_DATA_:
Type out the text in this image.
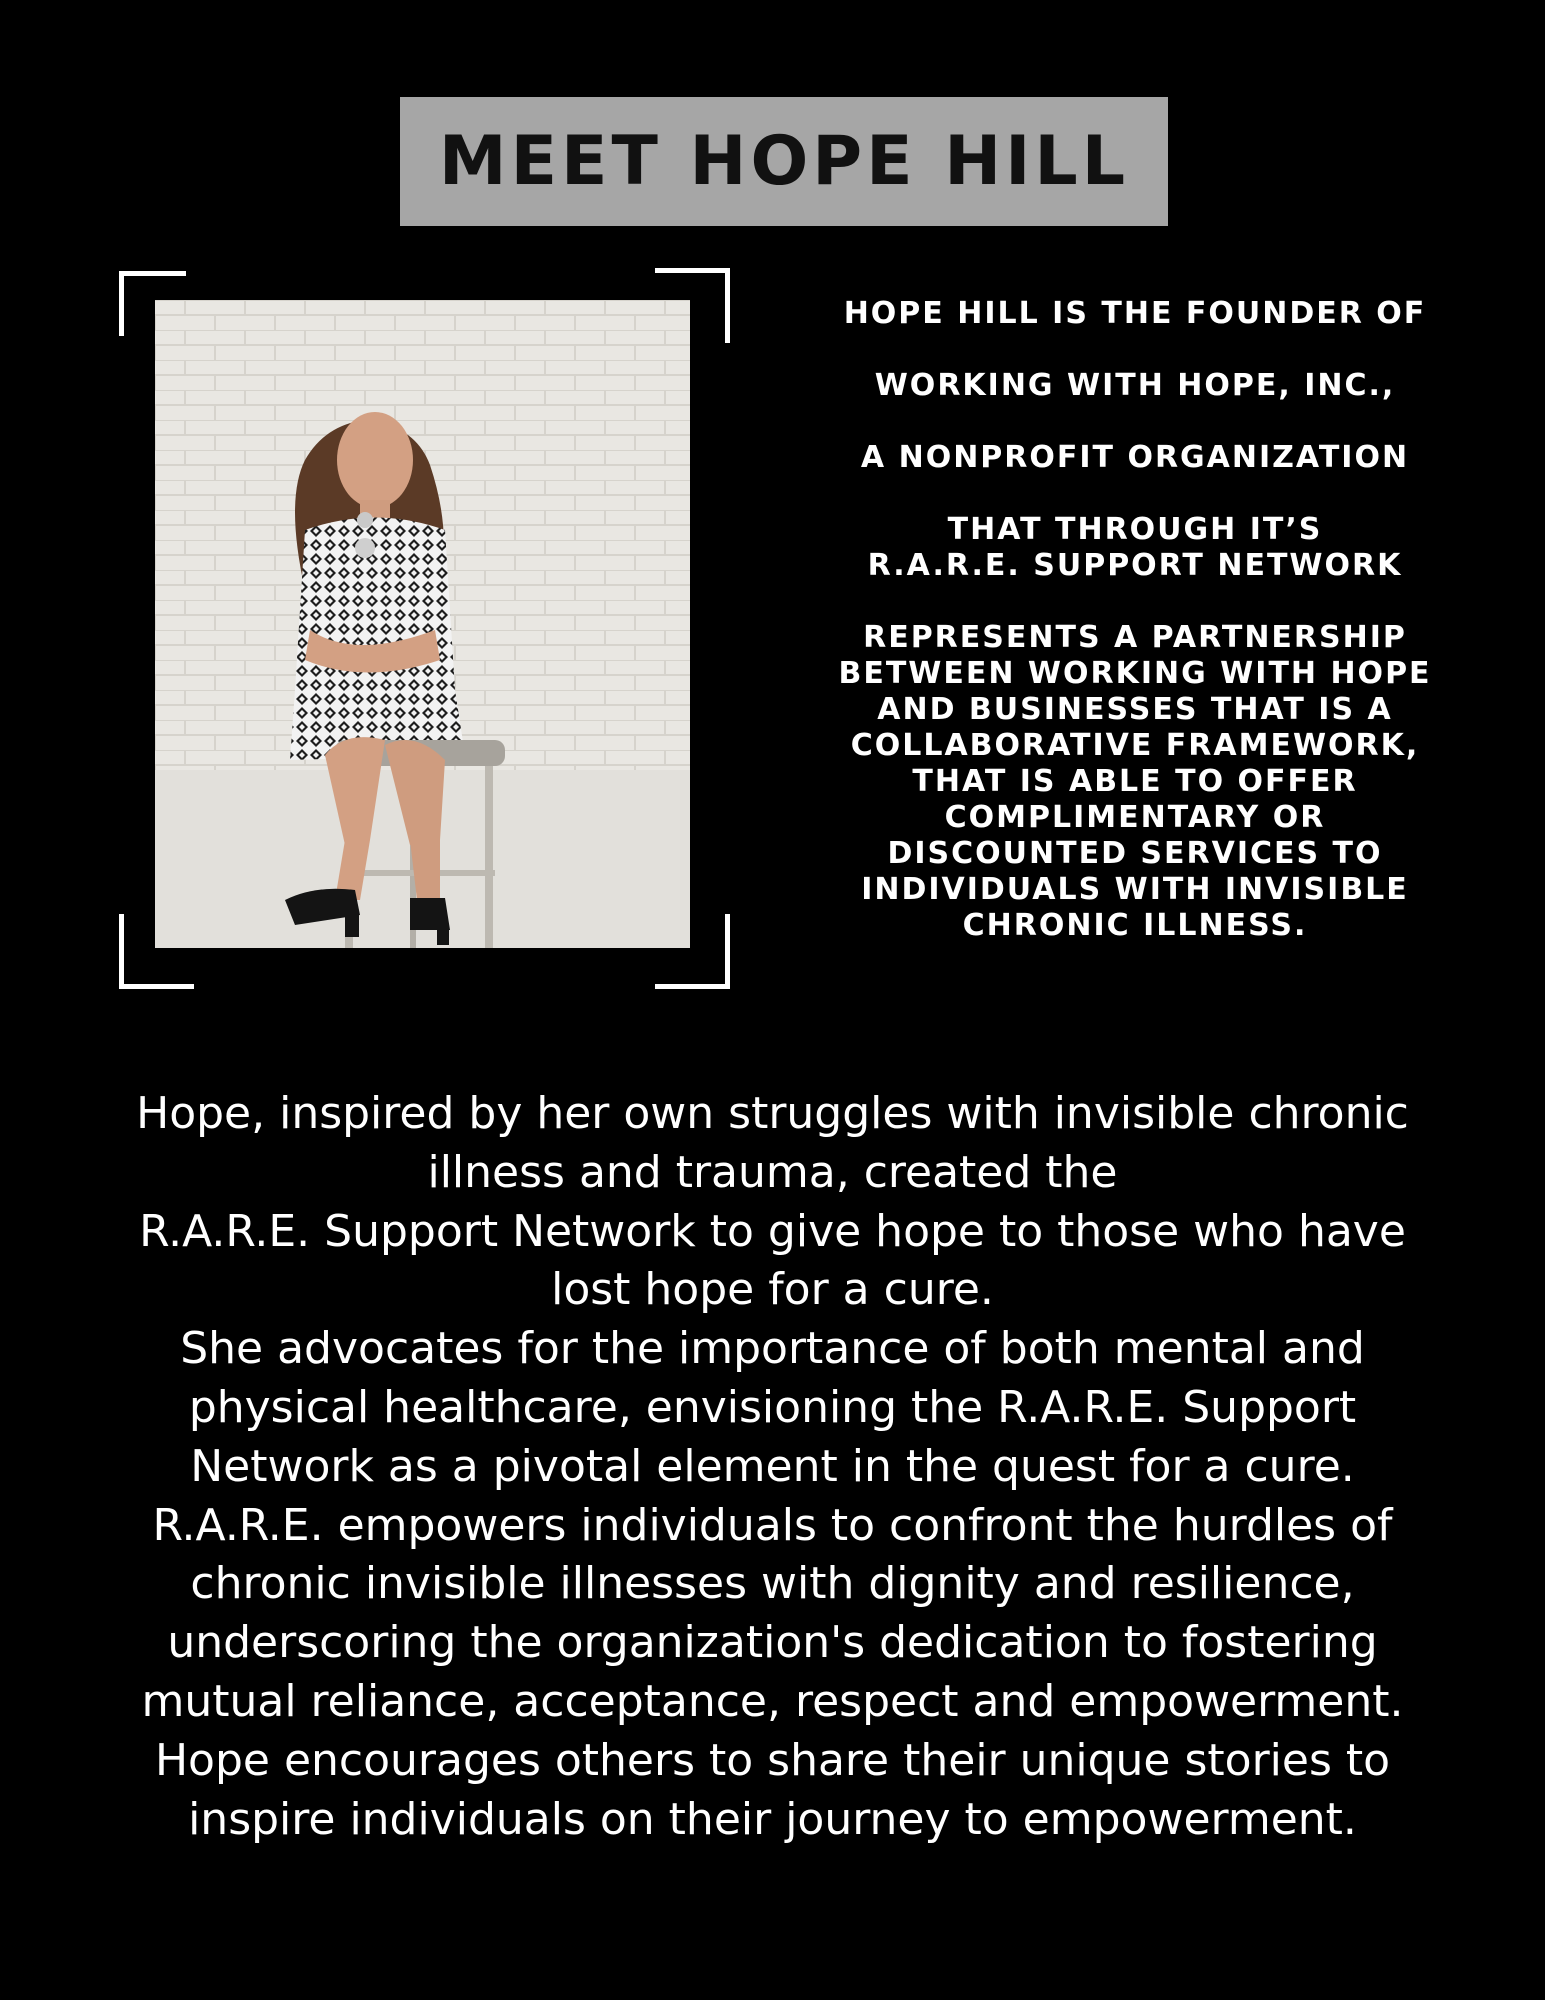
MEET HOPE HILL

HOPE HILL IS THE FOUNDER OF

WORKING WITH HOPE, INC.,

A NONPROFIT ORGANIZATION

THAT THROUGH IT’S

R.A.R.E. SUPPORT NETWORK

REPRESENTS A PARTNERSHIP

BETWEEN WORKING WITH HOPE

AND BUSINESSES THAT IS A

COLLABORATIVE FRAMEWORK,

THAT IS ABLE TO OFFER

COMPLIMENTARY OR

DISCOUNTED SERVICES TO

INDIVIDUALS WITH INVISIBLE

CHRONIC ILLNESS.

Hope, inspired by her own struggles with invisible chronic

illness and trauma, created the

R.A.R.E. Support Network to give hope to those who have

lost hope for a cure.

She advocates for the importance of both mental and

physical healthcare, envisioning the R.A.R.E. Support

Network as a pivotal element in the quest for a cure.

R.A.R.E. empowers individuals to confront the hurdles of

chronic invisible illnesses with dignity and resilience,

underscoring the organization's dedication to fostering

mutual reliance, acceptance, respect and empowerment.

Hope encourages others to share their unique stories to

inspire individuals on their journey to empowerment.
...
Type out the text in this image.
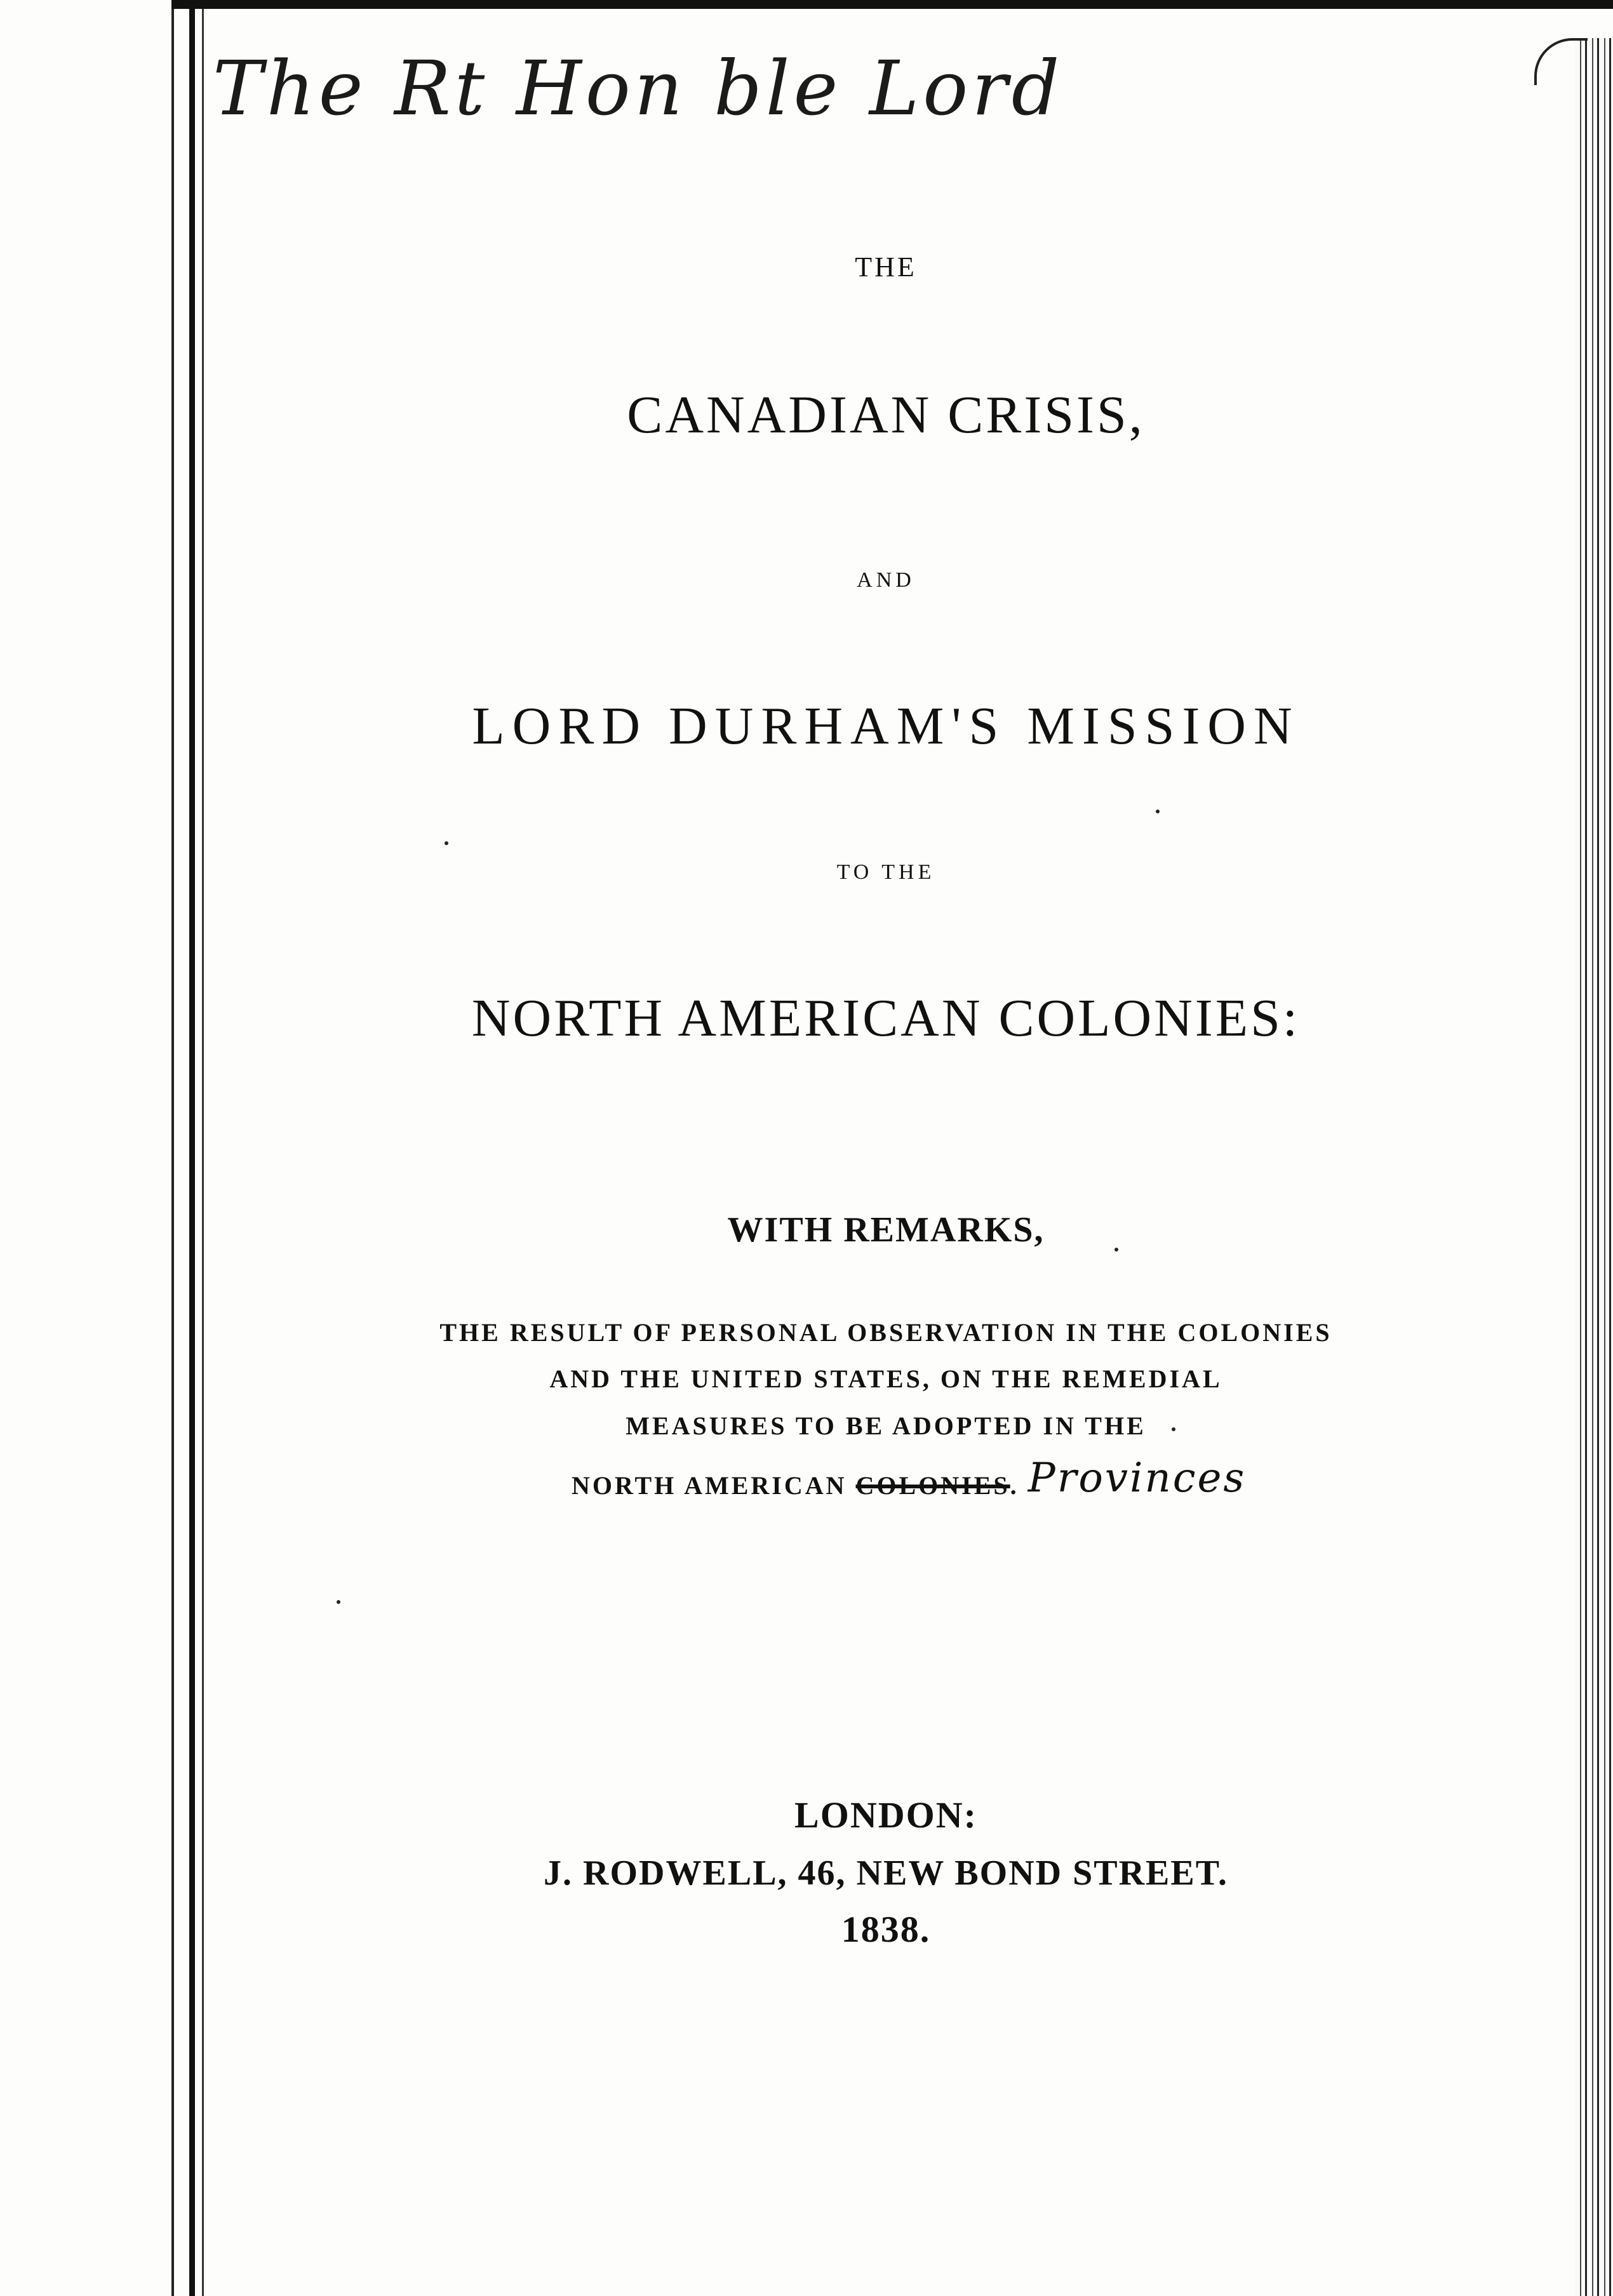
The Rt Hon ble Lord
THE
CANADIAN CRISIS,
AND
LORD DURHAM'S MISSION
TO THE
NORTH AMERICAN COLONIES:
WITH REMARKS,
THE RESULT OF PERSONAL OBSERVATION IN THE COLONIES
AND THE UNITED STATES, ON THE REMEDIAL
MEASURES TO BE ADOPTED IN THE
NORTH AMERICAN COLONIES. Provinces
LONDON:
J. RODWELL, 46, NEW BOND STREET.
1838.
--
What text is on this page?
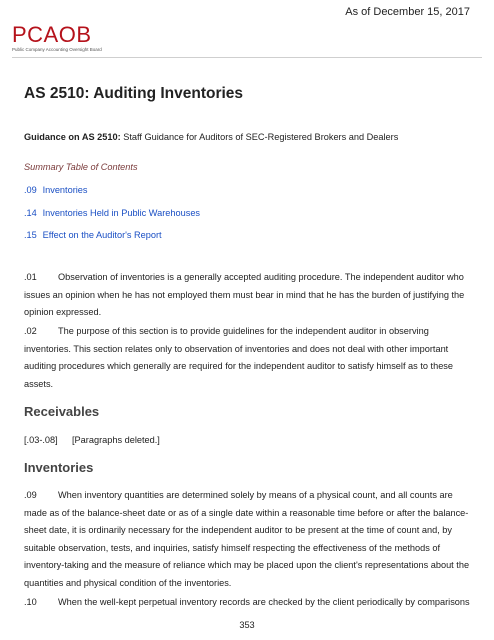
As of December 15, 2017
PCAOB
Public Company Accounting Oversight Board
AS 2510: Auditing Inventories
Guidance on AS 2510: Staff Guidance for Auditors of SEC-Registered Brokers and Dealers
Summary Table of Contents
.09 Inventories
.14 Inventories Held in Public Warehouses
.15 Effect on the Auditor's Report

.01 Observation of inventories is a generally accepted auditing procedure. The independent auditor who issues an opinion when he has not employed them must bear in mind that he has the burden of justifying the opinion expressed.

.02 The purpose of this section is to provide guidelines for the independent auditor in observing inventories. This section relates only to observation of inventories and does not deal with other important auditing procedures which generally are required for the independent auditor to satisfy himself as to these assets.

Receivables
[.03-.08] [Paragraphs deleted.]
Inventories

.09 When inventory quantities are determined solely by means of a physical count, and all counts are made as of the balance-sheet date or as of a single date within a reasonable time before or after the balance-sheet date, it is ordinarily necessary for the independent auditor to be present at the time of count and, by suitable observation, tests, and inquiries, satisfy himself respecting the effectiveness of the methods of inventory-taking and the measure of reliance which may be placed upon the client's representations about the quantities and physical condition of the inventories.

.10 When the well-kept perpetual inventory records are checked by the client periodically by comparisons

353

_DO THIS_: Look for the word "physical" and return every line where it occurs.

_TASK SOLUTION_:
physical healthcare, envisioning the R.A.R.E. Support
.09 When inventory quantities are determined solely by means of a physical count, and all counts are made as of the balance-sheet date or as of a single date within a reasonable time before or after the balance-sheet date, it is ordinarily necessary for the independent auditor to be present at the time of count and, by suitable observation, tests, and inquiries, satisfy himself respecting the effectiveness of the methods of inventory-taking and the measure of reliance which may be placed upon the client's representations about the quantities and physical condition of the inventories.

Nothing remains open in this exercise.